** Start SUPPLIED RECORDS **

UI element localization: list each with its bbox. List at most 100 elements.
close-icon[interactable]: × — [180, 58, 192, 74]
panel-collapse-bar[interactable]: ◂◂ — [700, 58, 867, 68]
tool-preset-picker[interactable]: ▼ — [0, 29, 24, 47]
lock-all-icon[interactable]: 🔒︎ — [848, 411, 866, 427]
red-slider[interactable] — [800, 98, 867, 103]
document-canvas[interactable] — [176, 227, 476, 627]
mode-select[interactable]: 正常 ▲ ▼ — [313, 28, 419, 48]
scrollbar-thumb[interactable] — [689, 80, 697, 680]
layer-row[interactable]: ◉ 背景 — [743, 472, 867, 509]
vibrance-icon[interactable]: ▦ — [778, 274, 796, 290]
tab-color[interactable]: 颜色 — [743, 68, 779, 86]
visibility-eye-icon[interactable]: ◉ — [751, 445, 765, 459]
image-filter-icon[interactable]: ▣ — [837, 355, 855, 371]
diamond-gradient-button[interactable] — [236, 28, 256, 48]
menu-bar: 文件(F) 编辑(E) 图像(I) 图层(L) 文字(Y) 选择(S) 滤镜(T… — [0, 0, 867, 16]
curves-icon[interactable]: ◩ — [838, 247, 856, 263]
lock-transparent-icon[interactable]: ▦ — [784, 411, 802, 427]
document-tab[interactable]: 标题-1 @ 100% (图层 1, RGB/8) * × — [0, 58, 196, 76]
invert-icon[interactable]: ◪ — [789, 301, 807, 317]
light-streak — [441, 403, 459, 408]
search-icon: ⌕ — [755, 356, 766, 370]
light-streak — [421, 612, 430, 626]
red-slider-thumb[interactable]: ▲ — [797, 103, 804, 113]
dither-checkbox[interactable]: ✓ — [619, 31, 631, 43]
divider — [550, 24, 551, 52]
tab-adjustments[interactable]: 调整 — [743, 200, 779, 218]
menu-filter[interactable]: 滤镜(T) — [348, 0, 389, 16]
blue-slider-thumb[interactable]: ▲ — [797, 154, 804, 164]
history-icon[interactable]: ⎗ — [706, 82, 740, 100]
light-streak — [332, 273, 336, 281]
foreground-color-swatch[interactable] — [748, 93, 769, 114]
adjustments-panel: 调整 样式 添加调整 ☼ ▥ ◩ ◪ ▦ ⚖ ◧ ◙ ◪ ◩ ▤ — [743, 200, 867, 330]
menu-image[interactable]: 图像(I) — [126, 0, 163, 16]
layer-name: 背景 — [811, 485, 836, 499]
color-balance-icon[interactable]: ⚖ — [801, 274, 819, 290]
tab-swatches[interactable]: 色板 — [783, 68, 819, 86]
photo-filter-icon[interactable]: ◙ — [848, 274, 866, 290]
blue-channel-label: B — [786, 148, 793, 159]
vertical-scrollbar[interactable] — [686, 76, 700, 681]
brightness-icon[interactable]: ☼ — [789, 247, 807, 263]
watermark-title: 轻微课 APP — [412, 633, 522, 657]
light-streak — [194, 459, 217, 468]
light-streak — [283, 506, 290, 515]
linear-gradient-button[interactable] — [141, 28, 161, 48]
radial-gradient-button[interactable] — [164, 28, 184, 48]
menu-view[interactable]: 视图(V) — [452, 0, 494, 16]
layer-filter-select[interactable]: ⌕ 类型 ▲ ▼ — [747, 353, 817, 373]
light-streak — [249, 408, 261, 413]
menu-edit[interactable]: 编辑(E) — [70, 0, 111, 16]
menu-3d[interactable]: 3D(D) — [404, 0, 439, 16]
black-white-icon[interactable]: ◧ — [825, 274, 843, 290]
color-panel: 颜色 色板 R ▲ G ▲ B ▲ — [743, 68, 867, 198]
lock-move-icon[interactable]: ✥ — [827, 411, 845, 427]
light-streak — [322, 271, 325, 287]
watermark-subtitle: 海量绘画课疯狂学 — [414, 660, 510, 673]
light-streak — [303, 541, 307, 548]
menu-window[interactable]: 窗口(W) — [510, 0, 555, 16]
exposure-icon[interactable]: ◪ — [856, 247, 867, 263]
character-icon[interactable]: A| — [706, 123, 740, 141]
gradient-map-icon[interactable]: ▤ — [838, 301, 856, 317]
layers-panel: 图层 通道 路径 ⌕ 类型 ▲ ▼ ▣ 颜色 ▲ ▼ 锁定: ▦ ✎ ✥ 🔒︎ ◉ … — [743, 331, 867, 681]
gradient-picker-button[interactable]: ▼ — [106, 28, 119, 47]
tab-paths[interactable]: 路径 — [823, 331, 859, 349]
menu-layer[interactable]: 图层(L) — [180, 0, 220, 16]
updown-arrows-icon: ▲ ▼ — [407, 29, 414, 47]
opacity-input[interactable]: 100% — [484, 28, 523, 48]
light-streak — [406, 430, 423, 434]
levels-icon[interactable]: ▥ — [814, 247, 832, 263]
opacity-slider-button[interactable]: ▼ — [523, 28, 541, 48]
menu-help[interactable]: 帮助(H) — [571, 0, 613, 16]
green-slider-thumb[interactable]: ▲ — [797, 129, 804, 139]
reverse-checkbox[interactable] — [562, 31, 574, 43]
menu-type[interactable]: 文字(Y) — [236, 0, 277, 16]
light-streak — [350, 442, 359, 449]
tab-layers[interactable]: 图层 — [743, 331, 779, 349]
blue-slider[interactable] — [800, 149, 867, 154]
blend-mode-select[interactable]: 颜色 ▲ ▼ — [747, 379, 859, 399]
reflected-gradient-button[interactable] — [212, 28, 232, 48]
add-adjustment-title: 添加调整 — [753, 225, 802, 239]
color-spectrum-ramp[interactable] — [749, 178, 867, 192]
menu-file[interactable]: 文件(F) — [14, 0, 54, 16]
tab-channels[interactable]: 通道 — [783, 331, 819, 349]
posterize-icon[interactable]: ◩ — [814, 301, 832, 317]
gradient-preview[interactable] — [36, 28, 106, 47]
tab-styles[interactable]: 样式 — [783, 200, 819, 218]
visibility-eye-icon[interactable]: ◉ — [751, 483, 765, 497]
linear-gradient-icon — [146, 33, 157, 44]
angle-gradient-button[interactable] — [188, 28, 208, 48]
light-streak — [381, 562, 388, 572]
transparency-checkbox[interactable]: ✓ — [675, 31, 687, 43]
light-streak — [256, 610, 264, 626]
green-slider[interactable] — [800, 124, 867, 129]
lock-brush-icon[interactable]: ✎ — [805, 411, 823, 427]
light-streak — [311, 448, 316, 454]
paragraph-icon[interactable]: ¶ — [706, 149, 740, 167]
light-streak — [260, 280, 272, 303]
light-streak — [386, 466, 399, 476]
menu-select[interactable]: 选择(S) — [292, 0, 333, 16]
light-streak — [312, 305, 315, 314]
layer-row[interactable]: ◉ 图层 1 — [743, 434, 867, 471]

** End SUPPLIED RECORDS **

### REQUIRED TASK
Could you rewrite the stretch from the start of the records through the line containing "menu-filter[interactable]: 滤镜(T) —" as a Markdown table with columns Row and Line, numbering each line and skipping blank ones?

### PROBLEM SOLUTION
| Row | Line |
|---|---|
| 1 | UI element localization: list each with its bbox. List at most 100 elements. |
| 2 | close-icon[interactable]: × — [180, 58, 192, 74] |
| 3 | panel-collapse-bar[interactable]: ◂◂ — [700, 58, 867, 68] |
| 4 | tool-preset-picker[interactable]: ▼ — [0, 29, 24, 47] |
| 5 | lock-all-icon[interactable]: 🔒︎ — [848, 411, 866, 427] |
| 6 | red-slider[interactable] — [800, 98, 867, 103] |
| 7 | document-canvas[interactable] — [176, 227, 476, 627] |
| 8 | mode-select[interactable]: 正常 ▲ ▼ — [313, 28, 419, 48] |
| 9 | scrollbar-thumb[interactable] — [689, 80, 697, 680] |
| 10 | layer-row[interactable]: ◉ 背景 — [743, 472, 867, 509] |
| 11 | vibrance-icon[interactable]: ▦ — [778, 274, 796, 290] |
| 12 | tab-color[interactable]: 颜色 — [743, 68, 779, 86] |
| 13 | visibility-eye-icon[interactable]: ◉ — [751, 445, 765, 459] |
| 14 | image-filter-icon[interactable]: ▣ — [837, 355, 855, 371] |
| 15 | diamond-gradient-button[interactable] — [236, 28, 256, 48] |
| 16 | menu-bar: 文件(F) 编辑(E) 图像(I) 图层(L) 文字(Y) 选择(S) 滤镜(T… — [0, 0, 867, 16] |
| 17 | curves-icon[interactable]: ◩ — [838, 247, 856, 263] |
| 18 | lock-transparent-icon[interactable]: ▦ — [784, 411, 802, 427] |
| 19 | document-tab[interactable]: 标题-1 @ 100% (图层 1, RGB/8) * × — [0, 58, 196, 76] |
| 20 | invert-icon[interactable]: ◪ — [789, 301, 807, 317] |
| 21 | light-streak — [441, 403, 459, 408] |
| 22 | search-icon: ⌕ — [755, 356, 766, 370] |
| 23 | light-streak — [421, 612, 430, 626] |
| 24 | red-slider-thumb[interactable]: ▲ — [797, 103, 804, 113] |
| 25 | dither-checkbox[interactable]: ✓ — [619, 31, 631, 43] |
| 26 | divider — [550, 24, 551, 52] |
| 27 | tab-adjustments[interactable]: 调整 — [743, 200, 779, 218] |
| 28 | menu-filter[interactable]: 滤镜(T) — [348, 0, 389, 16] |